INPUT RECORDS |

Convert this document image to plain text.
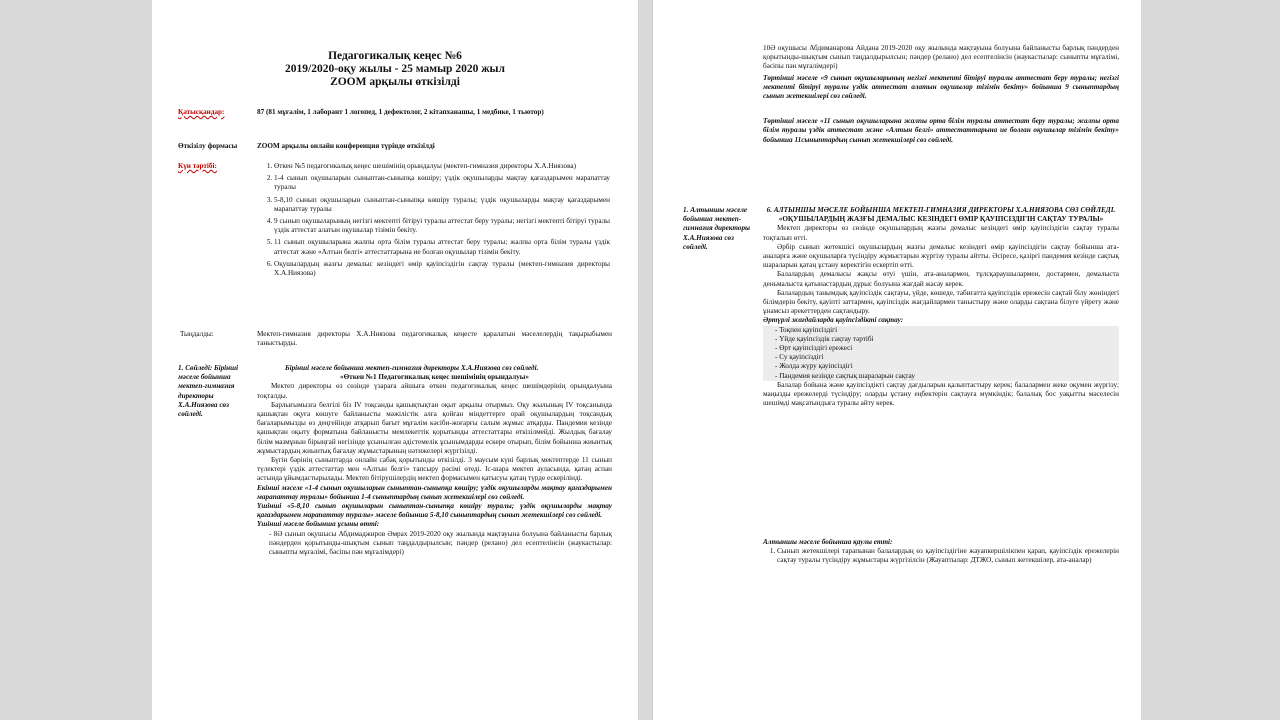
Педагогикалық кеңес №6
2019/2020-оқу жылы - 25 мамыр 2020 жыл
ZOOM арқылы өткізілді
Қатысқандар:	87 (81 мұғалім, 1 лаборант 1 логопед, 1 дефектолог, 2 кітапханашы, 1 медбике, 1 тьютор)
Өткізілу формасы	ZOOM арқылы онлайн конференция түрінде өткізілді
Күн тәртібі:
1.	Өткен №5 педагогикалық кеңес шешімінің орындалуы (мектеп-гимназия директоры Х.А.Ниязова)
2. 1-4 сынып оқушыларын сыныптан-сыныпқа көшіру; үздік оқушыларды мақтау қағаздарымен марапаттау туралы
3. 5-8,10 сынып оқушыларын сыныптан-сыныпқа көшіру туралы; үздік оқушыларды мақтау қағаздарымен марапаттау туралы
4. 9 сынып оқушыларының негізгі мектепті бітіруі туралы аттестат беру туралы; негізгі мектепті бітіруі туралы үздік аттестат алатын оқушылар тізімін бекіту.
5. 11 сынып оқушыларына жалпы орта білім туралы аттестат беру туралы; жалпы орта білім туралы үздік аттестат және «Алтын белгі» аттестаттарына ие болған оқушылар тізімін бекіту.
6. Оқушылардың жазғы демалыс кезіндегі өмір қауіпсіздігін сақтау туралы (мектеп-гимназия директоры Х.А.Ниязова)
Тыңдалды:	Мектеп-гимназия директоры Х.А.Ниязова педагогикалық кеңесте қаралатын мәселелердің тақырыбымен таныстырды.
1. Сөйледі: Бірінші мәселе бойынша мектеп-гимназия директоры Х.А.Ниязова сөз сөйледі.
Бірінші мәселе бойынша мектеп-гимназия директоры Х.А.Ниязова сөз сөйледі.
«Өткен №1 Педагогикалық кеңес шешімінің орындалуы»
Мектеп директоры өз сөзінде үзараға айшыға өткен педагогикалық кеңес шешімдерінің орындалуына тоқталды.
Барлығымызға белгілі біз IV тоқсанды қашықтықтан оқыт арқылы отырмыз. Оқу жылының IV тоқсанында қашықтан оқуға көшуге байланысты мәжілістік алға қойған міндеттерге орай оқушылардың тоқсандық бағаларымызды өз деңгейінде атқарып бағыт мұғалім кәсіби-жоғарғы салым жұмыс атқарды. Пандемия кезінде қашықтан оқыту форматына байланысты мемлекеттік қорытынды аттестаттары өткізілмейді. Жылдық бағалау білім мазмұнын бірыңғай негізінде ұсынылған әдістемелік ұсынымдарды ескере отырып, білім бойынша жиынтық жұмыстардың жиынтық бағалау жұмыстарының нәтижелері жүргізілді.
Бүгін бәрінің сыныптарда онлайн сабақ қорытынды өткізілді. 3 маусым күні барлық мектептерде 11 сынып түлектері үздік аттестаттар мен «Алтын белгі» тапсыру рәсімі өтеді. Іс-шара мектеп ауласында, қатаң аспан астында ұйымдастырылады. Мектеп бітірушілердің мектеп формасымен қатысуы қатаң түрде ескерілінді.
Екінші мәселе «1-4 сынып оқушыларын сыныптан-сыныпқа көшіру; үздік оқушыларды мақтау қағаздарымен марапаттау туралы» бойынша 1-4 сыныптардың сынып жетекшілері сөз сөйледі.
Үшінші «5-8,10 сынып оқушыларын сыныптан-сыныпқа көшіру туралы; үздік оқушыларды мақтау қағаздарымен марапаттау туралы» мәселе бойынша 5-8,10 сыныптардың сынып жетекшілері сөз сөйледі.
Үшінші мәселе бойынша ұсыны өтті:
- 8Ә сынып оқушысы Абдимаджиров Әмрах 2019-2020 оқу жылында мақтауына болуына байланысты барлық пәндерден қорытынды-шықтым сынып таңдалдырылсын; пәндер (релано) дел есептелінсін (жаукастылар: сыныпты мұғалімі, бәсіпы пән мұғалімдері)
10Ә оқушысы Абдиманарова Айдана 2019-2020 оқу жылында мақтауына болуына байланысты барлық пәндерден қорытынды-шықтым сынып таңдалдырылсын; пәндер (релано) дел есептелінсін (жаукастылар: сыныпты мұғалімі, бәсіпы пән мұғалімдері)
Төртінші мәселе «9 сынып оқушыларының негізгі мектепті бітіруі туралы аттестат беру туралы; негізгі мектепті бітіруі туралы үздік аттестат алатын оқушылар тізімін бекіту» бойынша 9 сыныптардың сынып жетекшілері сөз сөйледі.
Төртінші мәселе «11 сынып оқушыларына жалпы орта білім туралы аттестат беру туралы; жалпы орта білім туралы үздік аттестат және «Алтын белгі» аттестаттарына ие болған оқушылар тізімін бекіту» бойынша 11сыныптардың сынып жетекшілері сөз сөйледі.
1. Алтыншы мәселе бойынша мектеп-гимназия директоры Х.А.Ниязова сөз сөйледі.
6. АЛТЫНШЫ МӘСЕЛЕ БОЙЫНША МЕКТЕП-ГИМНАЗИЯ ДИРЕКТОРЫ Х.А.НИЯЗОВА СӨЗ СӨЙЛЕДІ.
«ОҚУШЫЛАРДЫҢ ЖАЗҒЫ ДЕМАЛЫС КЕЗІНДЕГІ ӨМІР ҚАУІПСІЗДІГІН САҚТАУ ТУРАЛЫ»
Мектеп директоры өз сөзінде оқушылардың жазғы демалыс кезіндегі өмір қауіпсіздігін сақтау туралы тоқталып өтті.
Әрбір сынып жетекшісі оқушылардың жазғы демалыс кезіндегі өмір қауіпсіздігін сақтау бойынша ата-аналарға және оқушыларға түсіндіру жұмыстарын жүргізу туралы айтты. Әсіресе, қазіргі пандемия кезінде сақтық шараларын қатаң ұстану керектігін ескертіп өтті.
Балалардың демалысы жақсы өтуі үшін, ата-аналармен, тұлсқараушылармен, достармен, демалыста деньмалыста қатынастардың дұрыс болуына жағдай жасау керек.
Балалардың танымдық қауіпсіздік сақтауы, үйде, көшеде, табиғатта қауіпсіздік ережесін сақтай білу жөніндегі білімдерін бекіту, қауіпті заттармен, қауіпсіздік жағдайлармен таныстыру және оларды сақтана білуге үйрету және ұнамсыз әрекеттерден сақтандыру.
Әртүрлі жағдайларда қауіпсіздікті сақтау:
- Тоқпен қауіпсіздігі
- Үйде қауіпсіздік сақтау тәртібі
- Өрт қауіпсіздігі ережесі
- Су қауіпсіздігі
- Жолда жүру қауіпсіздігі
- Пандемия кезінде сақтық шараларын сақтау
Балалар бойына және қауіпсіздікті сақтау дағдыларын қалыптастыру керек; балалармен жеке оқумен жүргізу; маңызды ережелерді түсіндіру; оларды ұстану еңбектерін сақтауға мүмкіндік; балалық бос уақытты мәселесін шешімді мақсатындыға туралы айту керек.
Алтыншы мәселе бойынша қаулы етті:
1. Сынып жетекшілері тарапынан балалардың өз қауіпсіздігіне жауапкершілікпен қарап, қауіпсіздік ережелерін сақтау туралы түсіндіру жұмыстары жүргізілсін (Жауаптылар: ДТЖО, сынып жетекшілер, ата-аналар)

INSTRUCTIONS TO FOLLOW |
Select and copy every line of the material that holds the string "мақтауына".

WRITTEN REPLY |
- 8Ә сынып оқушысы Абдимаджиров Әмрах 2019-2020 оқу жылында мақтауына болуына байланысты барлық пәндерден қорытынды-шықтым сынып таңдалдырылсын; пәндер (релано) дел есептелінсін (жаукастылар: сыныпты мұғалімі, бәсіпы пән мұғалімдері)
10Ә оқушысы Абдиманарова Айдана 2019-2020 оқу жылында мақтауына болуына байланысты барлық пәндерден қорытынды-шықтым сынып таңдалдырылсын; пәндер (релано) дел есептелінсін (жаукастылар: сыныпты мұғалімі, бәсіпы пән мұғалімдері)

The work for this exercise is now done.